TASK DIRECTIONS |
Which lines contain the string "this"? Please list every one of them.

A block of data:

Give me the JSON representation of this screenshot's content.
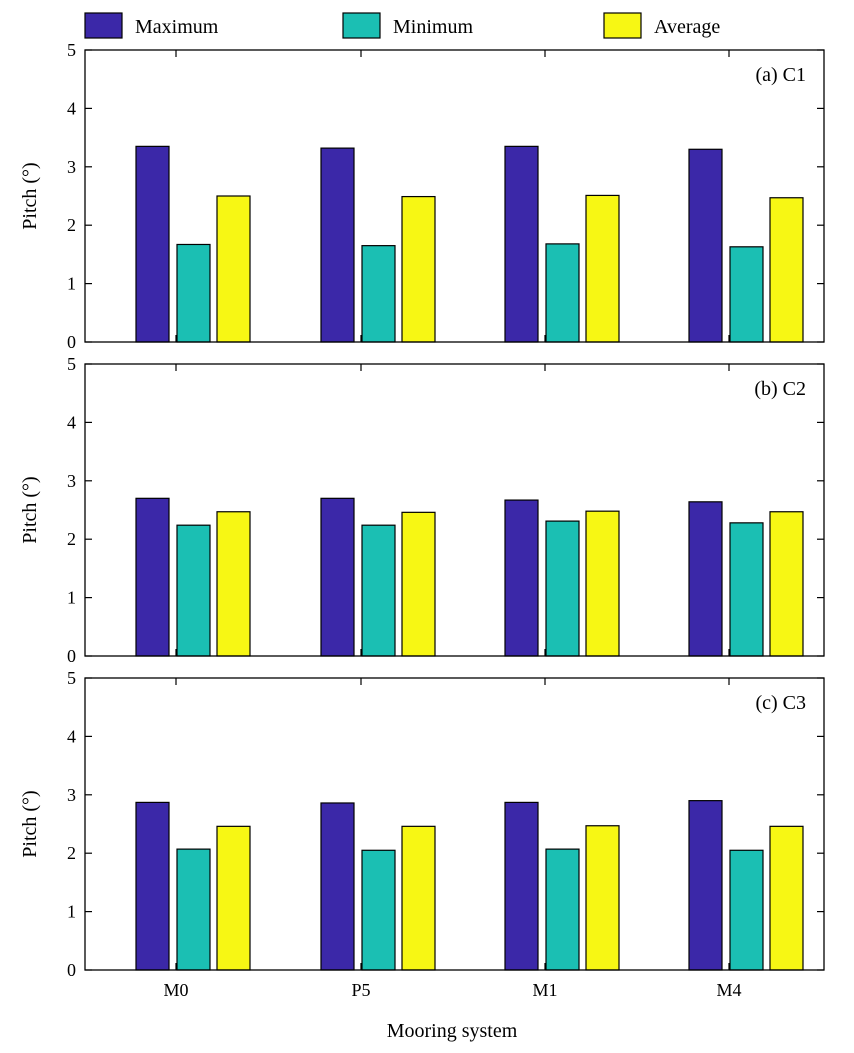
{
  "chart_data": {
    "type": "bar",
    "xlabel": "Mooring system",
    "ylabel": "Pitch (°)",
    "categories": [
      "M0",
      "P5",
      "M1",
      "M4"
    ],
    "ylim": [
      0,
      5
    ],
    "yticks": [
      0,
      1,
      2,
      3,
      4,
      5
    ],
    "legend": {
      "placement": "top",
      "entries": [
        {
          "name": "Maximum",
          "color": "#3b28a8"
        },
        {
          "name": "Minimum",
          "color": "#1bbfb3"
        },
        {
          "name": "Average",
          "color": "#f7f714"
        }
      ]
    },
    "panels": [
      {
        "label": "(a) C1",
        "series": [
          {
            "name": "Maximum",
            "values": [
              3.35,
              3.32,
              3.35,
              3.3
            ]
          },
          {
            "name": "Minimum",
            "values": [
              1.67,
              1.65,
              1.68,
              1.63
            ]
          },
          {
            "name": "Average",
            "values": [
              2.5,
              2.49,
              2.51,
              2.47
            ]
          }
        ]
      },
      {
        "label": "(b) C2",
        "series": [
          {
            "name": "Maximum",
            "values": [
              2.7,
              2.7,
              2.67,
              2.64
            ]
          },
          {
            "name": "Minimum",
            "values": [
              2.24,
              2.24,
              2.31,
              2.28
            ]
          },
          {
            "name": "Average",
            "values": [
              2.47,
              2.46,
              2.48,
              2.47
            ]
          }
        ]
      },
      {
        "label": "(c) C3",
        "series": [
          {
            "name": "Maximum",
            "values": [
              2.87,
              2.86,
              2.87,
              2.9
            ]
          },
          {
            "name": "Minimum",
            "values": [
              2.07,
              2.05,
              2.07,
              2.05
            ]
          },
          {
            "name": "Average",
            "values": [
              2.46,
              2.46,
              2.47,
              2.46
            ]
          }
        ]
      }
    ]
  }
}
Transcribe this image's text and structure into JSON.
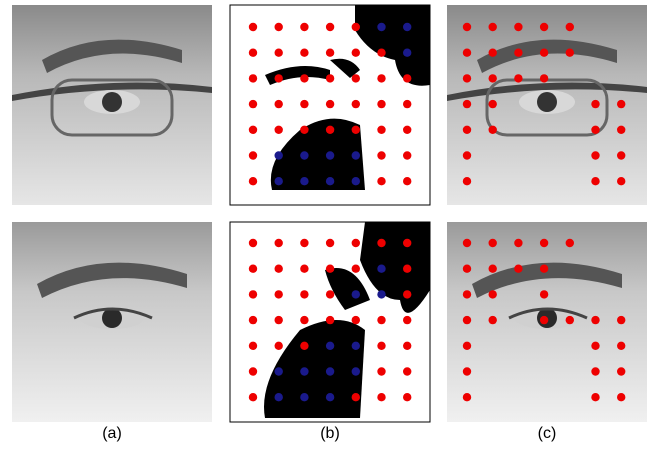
{
  "captions": [
    "(a)",
    "(b)",
    "(c)"
  ]
}
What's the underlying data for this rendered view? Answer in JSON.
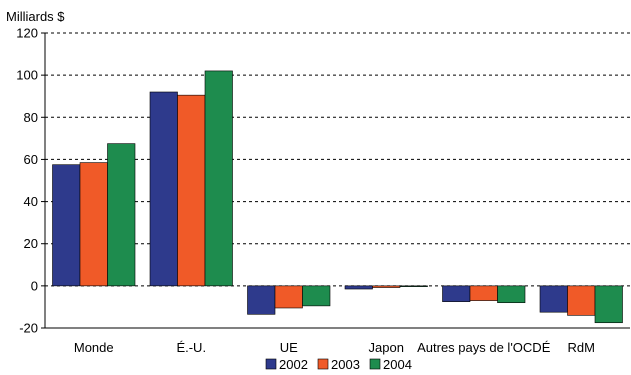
{
  "chart_data": {
    "type": "bar",
    "title": "",
    "unit_label": "Milliards $",
    "xlabel": "",
    "ylabel": "",
    "categories": [
      "Monde",
      "É.-U.",
      "UE",
      "Japon",
      "Autres pays de l'OCDÉ",
      "RdM"
    ],
    "series": [
      {
        "name": "2002",
        "color": "#2e3a8c",
        "values": [
          57.5,
          92,
          -13.5,
          -1.5,
          -7.5,
          -12.5
        ]
      },
      {
        "name": "2003",
        "color": "#f05a28",
        "values": [
          58.5,
          90.5,
          -10.5,
          -0.8,
          -7,
          -14
        ]
      },
      {
        "name": "2004",
        "color": "#1e8c4e",
        "values": [
          67.5,
          102,
          -9.5,
          -0.3,
          -8,
          -17.5
        ]
      }
    ],
    "ylim": [
      -20,
      120
    ],
    "yticks": [
      "120",
      "100",
      "80",
      "60",
      "40",
      "20",
      "0",
      "-20"
    ],
    "ytick_values": [
      120,
      100,
      80,
      60,
      40,
      20,
      0,
      -20
    ],
    "grid": true,
    "legend_position": "bottom-center"
  }
}
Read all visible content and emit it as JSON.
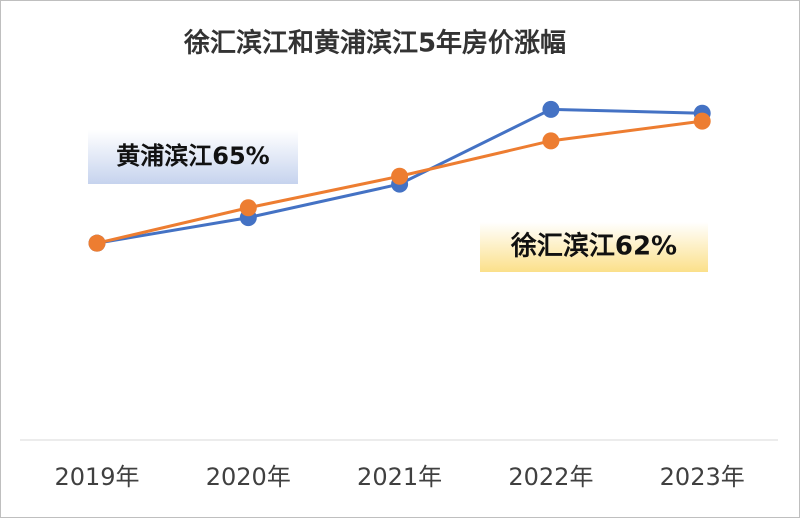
{
  "chart_data": {
    "type": "line",
    "title": "徐汇滨江和黄浦滨江5年房价涨幅",
    "categories": [
      "2019年",
      "2020年",
      "2021年",
      "2022年",
      "2023年"
    ],
    "series": [
      {
        "name": "黄浦滨江65%",
        "color": "#4472c4",
        "values": [
          100,
          113,
          130,
          168,
          166
        ]
      },
      {
        "name": "徐汇滨江62%",
        "color": "#ed7d31",
        "values": [
          100,
          118,
          134,
          152,
          162
        ]
      }
    ],
    "ylim": [
      0,
      220
    ]
  }
}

WRITTEN ANSWER |
Give me the JSON representation of this screenshot's content.
Transcribe this image's text and structure into JSON.
What's the underlying data for this rendered view? Answer in JSON.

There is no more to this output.